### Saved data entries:
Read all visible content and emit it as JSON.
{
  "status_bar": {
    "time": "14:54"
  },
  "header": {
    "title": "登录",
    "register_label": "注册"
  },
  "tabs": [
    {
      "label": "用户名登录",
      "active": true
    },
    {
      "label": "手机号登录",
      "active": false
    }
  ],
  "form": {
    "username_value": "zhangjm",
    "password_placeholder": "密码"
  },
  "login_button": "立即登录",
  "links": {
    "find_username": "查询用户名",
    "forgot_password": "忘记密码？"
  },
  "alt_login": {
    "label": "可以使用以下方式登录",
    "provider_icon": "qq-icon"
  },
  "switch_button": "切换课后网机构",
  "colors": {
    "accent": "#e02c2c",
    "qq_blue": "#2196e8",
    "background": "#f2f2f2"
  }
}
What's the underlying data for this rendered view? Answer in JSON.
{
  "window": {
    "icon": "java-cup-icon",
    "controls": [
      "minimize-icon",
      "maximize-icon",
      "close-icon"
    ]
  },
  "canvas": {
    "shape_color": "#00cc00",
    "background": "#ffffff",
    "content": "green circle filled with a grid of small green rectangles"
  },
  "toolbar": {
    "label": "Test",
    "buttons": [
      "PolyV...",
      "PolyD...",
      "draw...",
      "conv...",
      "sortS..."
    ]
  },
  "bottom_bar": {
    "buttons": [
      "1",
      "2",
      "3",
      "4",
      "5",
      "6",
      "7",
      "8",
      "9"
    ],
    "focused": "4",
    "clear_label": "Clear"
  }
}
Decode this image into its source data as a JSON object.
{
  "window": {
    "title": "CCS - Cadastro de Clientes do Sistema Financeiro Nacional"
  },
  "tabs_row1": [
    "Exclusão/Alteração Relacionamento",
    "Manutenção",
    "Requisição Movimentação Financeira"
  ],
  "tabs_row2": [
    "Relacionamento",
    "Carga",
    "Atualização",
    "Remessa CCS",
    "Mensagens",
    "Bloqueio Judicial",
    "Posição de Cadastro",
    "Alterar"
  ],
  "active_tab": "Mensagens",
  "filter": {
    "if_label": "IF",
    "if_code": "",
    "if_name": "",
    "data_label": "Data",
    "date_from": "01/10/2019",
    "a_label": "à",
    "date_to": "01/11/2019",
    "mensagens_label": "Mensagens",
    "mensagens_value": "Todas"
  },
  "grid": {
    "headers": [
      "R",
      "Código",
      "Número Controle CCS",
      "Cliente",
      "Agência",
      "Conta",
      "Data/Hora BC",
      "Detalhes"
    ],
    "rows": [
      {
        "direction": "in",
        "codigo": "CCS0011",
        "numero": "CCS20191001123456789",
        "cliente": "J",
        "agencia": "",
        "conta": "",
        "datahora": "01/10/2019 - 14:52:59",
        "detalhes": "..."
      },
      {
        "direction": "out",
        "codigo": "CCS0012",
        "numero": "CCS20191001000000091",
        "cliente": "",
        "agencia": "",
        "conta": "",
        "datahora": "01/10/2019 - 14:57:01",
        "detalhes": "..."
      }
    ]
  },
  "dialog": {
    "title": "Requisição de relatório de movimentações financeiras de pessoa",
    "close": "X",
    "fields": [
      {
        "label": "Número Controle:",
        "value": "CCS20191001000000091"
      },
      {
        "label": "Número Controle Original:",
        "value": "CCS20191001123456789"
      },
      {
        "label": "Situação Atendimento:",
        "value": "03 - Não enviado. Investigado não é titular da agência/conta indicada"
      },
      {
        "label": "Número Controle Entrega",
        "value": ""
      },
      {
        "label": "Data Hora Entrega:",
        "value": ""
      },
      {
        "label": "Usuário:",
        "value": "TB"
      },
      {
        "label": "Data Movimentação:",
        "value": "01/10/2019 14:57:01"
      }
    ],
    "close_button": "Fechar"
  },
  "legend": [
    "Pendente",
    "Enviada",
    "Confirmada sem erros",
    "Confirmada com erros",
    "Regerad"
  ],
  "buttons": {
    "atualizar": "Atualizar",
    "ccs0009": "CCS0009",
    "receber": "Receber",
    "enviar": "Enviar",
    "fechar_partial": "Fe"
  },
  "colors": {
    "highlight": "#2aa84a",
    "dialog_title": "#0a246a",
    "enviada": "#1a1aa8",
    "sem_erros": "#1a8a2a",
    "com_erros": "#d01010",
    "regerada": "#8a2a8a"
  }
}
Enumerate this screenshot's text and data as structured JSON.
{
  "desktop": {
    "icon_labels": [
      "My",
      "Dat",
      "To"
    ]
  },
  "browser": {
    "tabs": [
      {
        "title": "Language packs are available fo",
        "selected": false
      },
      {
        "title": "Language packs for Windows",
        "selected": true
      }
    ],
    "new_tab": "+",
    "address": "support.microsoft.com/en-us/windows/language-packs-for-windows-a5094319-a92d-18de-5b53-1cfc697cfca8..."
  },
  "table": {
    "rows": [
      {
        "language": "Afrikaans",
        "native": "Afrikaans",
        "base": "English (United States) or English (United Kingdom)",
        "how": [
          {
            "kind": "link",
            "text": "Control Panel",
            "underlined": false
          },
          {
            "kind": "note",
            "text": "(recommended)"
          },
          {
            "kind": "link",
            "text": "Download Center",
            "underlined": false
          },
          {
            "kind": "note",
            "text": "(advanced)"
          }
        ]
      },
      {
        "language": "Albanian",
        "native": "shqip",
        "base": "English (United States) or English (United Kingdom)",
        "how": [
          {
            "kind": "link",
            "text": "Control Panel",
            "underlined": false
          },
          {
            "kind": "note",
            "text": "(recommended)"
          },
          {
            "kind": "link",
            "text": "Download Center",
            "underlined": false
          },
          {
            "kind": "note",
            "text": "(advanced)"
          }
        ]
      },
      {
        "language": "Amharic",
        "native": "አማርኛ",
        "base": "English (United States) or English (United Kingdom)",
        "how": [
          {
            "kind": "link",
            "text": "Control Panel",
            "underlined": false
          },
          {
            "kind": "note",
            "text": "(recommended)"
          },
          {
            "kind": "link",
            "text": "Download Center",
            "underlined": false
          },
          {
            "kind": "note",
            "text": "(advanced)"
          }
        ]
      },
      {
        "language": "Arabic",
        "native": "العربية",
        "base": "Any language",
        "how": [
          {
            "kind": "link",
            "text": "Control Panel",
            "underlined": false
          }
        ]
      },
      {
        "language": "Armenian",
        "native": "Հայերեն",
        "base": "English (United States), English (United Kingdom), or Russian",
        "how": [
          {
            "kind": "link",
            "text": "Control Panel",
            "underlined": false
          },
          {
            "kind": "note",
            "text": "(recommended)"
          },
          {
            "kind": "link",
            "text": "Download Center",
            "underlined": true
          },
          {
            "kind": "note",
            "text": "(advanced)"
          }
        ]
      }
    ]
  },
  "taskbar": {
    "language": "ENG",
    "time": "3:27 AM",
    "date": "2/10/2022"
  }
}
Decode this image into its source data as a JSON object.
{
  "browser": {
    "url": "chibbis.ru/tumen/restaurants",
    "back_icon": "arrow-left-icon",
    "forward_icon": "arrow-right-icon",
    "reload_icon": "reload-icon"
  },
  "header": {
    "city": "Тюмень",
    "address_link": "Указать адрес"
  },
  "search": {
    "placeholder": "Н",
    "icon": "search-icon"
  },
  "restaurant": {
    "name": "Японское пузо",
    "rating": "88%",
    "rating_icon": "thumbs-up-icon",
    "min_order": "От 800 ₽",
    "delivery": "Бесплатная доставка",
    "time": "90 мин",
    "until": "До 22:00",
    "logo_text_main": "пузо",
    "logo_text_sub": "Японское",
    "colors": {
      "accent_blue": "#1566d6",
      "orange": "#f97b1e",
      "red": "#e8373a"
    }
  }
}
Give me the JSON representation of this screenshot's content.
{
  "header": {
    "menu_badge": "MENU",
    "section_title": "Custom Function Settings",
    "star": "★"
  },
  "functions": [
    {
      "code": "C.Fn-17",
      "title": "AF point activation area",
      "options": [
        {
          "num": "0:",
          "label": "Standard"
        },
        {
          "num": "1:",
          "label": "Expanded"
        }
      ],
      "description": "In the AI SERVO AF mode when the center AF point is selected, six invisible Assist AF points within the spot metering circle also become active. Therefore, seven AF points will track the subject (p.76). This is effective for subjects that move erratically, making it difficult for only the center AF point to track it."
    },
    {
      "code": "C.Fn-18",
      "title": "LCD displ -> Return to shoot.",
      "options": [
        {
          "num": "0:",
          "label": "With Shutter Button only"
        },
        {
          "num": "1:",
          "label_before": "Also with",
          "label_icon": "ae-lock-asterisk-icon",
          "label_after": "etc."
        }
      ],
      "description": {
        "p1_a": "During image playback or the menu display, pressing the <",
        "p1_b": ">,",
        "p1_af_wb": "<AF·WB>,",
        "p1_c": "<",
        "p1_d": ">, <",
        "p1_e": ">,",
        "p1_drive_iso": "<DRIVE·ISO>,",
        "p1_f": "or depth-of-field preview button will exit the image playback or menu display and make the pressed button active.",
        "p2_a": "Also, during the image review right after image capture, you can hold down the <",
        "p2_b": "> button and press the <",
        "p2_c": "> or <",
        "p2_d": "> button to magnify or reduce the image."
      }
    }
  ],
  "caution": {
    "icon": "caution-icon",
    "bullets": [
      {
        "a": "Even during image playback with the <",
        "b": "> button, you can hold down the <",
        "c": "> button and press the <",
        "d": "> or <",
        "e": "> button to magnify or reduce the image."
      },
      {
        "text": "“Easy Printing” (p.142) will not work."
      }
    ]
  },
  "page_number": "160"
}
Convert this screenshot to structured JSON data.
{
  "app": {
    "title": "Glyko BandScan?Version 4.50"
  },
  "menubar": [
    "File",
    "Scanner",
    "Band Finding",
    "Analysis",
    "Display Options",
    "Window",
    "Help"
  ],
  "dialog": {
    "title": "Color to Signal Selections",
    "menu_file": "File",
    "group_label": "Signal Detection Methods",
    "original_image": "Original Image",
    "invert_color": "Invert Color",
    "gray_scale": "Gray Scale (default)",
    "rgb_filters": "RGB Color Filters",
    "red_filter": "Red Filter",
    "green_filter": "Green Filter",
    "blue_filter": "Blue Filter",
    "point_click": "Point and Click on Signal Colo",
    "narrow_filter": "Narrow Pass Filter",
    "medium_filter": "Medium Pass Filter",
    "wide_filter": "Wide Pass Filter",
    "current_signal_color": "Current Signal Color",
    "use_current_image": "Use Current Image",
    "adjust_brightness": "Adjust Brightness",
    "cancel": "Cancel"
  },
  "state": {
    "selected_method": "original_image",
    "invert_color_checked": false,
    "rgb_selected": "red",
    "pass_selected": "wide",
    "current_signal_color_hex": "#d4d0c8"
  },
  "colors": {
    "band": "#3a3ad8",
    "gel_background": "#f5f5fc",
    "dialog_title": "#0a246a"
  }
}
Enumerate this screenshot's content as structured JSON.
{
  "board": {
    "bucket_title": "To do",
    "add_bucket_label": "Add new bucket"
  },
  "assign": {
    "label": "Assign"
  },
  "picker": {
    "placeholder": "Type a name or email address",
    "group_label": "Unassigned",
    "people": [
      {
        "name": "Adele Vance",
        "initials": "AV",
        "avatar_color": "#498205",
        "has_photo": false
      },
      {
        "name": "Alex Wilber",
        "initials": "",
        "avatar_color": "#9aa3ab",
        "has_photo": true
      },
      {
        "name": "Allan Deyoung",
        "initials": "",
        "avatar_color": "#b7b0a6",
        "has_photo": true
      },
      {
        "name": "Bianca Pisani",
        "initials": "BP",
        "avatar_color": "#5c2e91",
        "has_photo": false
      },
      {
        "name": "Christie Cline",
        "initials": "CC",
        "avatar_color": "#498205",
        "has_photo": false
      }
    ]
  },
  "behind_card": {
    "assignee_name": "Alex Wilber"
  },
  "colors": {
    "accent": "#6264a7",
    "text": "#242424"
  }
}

### Exercise:
Gather all lines of the records that include the word "Wilber".

### Complete answer:
        "name": "Alex Wilber",
    "assignee_name": "Alex Wilber"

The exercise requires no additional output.